>>

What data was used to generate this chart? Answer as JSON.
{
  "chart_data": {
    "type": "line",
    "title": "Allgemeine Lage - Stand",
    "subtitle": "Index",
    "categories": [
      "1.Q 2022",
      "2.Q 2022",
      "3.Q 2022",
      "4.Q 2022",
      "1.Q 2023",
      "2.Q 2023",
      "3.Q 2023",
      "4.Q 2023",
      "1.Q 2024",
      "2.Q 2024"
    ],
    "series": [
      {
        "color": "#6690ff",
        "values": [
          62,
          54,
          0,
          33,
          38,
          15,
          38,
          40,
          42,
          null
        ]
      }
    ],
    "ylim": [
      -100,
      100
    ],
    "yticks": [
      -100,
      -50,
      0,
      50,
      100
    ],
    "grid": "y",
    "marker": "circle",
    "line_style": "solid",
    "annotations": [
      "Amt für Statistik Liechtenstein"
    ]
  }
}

<<
>>

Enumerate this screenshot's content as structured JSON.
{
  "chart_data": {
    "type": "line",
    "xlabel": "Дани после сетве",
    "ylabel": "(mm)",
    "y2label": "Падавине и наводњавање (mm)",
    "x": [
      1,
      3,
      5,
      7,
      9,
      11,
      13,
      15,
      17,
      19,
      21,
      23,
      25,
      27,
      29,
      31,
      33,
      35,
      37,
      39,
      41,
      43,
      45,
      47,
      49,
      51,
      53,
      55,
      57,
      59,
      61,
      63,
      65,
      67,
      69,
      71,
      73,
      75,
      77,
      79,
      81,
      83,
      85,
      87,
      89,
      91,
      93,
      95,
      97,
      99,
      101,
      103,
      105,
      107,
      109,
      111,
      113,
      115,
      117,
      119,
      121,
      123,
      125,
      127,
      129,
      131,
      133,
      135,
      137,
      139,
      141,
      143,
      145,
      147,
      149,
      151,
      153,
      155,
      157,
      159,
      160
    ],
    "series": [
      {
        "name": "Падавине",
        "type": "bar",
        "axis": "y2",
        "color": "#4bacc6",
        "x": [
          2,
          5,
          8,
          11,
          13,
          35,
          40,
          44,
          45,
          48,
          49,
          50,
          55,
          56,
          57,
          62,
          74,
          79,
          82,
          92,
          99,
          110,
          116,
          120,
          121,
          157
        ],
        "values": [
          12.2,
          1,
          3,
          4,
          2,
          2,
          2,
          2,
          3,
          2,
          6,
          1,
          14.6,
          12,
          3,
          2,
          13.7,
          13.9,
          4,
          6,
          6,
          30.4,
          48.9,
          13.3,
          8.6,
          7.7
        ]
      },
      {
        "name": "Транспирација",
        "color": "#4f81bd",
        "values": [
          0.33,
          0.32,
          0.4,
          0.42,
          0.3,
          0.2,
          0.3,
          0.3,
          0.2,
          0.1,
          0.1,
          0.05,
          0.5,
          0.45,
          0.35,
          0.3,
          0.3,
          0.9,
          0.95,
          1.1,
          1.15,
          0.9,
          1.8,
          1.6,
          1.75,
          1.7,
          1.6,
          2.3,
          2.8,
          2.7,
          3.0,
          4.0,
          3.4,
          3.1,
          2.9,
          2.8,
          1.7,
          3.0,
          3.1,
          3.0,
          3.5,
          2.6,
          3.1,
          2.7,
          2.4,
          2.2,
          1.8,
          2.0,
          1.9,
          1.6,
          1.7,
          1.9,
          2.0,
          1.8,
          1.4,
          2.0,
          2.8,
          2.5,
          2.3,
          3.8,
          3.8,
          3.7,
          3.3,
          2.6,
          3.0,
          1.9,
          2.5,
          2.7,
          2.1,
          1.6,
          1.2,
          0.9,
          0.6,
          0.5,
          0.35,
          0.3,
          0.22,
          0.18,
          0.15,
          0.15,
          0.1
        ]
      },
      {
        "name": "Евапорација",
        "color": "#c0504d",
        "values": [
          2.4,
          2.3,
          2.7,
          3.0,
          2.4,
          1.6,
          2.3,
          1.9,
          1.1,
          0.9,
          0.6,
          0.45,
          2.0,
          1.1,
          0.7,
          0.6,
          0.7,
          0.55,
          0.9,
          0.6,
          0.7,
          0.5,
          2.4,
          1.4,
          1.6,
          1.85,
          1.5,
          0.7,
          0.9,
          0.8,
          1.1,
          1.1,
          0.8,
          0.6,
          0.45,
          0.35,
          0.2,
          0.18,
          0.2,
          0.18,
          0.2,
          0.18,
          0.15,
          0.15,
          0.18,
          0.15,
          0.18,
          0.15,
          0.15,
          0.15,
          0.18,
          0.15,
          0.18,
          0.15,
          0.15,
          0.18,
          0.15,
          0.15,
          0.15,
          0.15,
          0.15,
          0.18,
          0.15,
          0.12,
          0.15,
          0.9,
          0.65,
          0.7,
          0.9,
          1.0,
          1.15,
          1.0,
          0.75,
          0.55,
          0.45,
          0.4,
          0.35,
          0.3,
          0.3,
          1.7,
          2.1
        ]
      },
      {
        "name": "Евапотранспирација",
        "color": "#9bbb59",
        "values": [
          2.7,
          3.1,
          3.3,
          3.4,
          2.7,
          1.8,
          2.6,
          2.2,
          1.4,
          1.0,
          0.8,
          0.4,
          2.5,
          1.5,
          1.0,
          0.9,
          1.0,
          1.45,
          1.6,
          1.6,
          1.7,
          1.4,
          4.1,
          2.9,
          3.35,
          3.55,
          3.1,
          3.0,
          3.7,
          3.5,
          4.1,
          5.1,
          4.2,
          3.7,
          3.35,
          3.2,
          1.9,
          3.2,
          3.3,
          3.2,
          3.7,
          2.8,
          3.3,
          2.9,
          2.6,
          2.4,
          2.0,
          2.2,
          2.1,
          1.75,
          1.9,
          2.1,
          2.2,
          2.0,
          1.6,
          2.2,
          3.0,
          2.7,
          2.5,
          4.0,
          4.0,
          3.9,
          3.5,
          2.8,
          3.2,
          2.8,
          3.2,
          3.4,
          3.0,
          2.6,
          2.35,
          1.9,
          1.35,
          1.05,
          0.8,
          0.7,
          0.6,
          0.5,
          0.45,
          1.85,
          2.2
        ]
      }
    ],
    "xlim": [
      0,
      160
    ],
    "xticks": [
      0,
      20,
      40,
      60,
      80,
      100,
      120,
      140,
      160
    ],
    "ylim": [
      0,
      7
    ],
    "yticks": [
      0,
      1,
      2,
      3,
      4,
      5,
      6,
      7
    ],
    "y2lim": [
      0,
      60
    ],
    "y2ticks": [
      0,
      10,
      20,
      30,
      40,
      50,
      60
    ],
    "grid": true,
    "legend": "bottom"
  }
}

<<
>>

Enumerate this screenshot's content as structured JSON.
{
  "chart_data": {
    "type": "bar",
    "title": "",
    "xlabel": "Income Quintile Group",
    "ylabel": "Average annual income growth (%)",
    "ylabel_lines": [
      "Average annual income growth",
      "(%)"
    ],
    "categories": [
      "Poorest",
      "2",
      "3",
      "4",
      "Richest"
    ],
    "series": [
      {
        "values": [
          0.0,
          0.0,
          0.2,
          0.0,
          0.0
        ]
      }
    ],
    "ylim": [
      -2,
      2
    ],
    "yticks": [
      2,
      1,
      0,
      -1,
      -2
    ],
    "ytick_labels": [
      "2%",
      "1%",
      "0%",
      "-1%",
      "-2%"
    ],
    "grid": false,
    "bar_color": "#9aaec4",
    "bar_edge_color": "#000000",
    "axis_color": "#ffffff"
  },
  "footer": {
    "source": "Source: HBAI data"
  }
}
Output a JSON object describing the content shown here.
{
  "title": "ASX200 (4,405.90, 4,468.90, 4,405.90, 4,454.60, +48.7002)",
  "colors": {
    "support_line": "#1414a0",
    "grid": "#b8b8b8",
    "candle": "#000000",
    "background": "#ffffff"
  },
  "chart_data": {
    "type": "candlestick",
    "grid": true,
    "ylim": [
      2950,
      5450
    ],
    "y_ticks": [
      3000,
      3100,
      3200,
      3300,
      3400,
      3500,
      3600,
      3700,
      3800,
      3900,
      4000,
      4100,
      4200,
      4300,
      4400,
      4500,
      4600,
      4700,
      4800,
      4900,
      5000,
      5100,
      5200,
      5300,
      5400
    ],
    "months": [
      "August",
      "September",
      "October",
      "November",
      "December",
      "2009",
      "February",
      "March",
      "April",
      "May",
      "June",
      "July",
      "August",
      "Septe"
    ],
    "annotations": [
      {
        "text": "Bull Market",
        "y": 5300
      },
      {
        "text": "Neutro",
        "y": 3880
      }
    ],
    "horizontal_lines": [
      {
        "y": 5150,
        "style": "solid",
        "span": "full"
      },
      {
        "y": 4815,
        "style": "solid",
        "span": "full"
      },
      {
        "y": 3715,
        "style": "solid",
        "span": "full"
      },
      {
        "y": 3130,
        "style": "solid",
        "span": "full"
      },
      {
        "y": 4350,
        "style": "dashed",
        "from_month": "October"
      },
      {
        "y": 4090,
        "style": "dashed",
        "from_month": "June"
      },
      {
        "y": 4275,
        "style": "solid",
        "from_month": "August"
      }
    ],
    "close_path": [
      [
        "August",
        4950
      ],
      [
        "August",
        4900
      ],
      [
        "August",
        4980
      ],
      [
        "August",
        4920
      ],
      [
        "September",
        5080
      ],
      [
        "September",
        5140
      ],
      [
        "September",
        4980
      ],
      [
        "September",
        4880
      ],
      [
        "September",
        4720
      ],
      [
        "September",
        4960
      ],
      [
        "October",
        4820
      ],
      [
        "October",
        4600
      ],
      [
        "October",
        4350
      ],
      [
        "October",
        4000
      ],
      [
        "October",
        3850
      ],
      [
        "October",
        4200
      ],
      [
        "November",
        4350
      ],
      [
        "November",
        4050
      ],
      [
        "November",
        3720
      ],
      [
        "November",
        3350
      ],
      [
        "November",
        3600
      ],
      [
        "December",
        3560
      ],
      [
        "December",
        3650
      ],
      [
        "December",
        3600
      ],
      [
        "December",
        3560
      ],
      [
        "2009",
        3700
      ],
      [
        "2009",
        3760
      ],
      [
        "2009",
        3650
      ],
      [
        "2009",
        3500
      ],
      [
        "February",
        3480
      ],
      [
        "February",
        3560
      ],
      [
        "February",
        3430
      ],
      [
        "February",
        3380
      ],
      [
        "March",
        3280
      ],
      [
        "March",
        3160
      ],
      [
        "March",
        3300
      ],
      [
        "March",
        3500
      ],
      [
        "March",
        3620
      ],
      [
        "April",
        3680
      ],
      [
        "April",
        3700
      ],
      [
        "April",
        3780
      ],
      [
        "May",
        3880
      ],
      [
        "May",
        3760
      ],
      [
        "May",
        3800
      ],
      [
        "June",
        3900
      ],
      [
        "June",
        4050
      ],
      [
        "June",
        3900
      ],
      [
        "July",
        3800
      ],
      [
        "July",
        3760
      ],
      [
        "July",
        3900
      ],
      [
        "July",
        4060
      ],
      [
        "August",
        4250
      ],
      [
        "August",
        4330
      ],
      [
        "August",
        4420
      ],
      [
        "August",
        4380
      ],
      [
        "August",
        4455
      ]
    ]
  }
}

<<

> **Stated goal**
Copy every line above in which the string "name" shows up.

> **Finished exercise**
        "name": "Падавине",
        "name": "Транспирација",
        "name": "Евапорација",
        "name": "Евапотранспирација",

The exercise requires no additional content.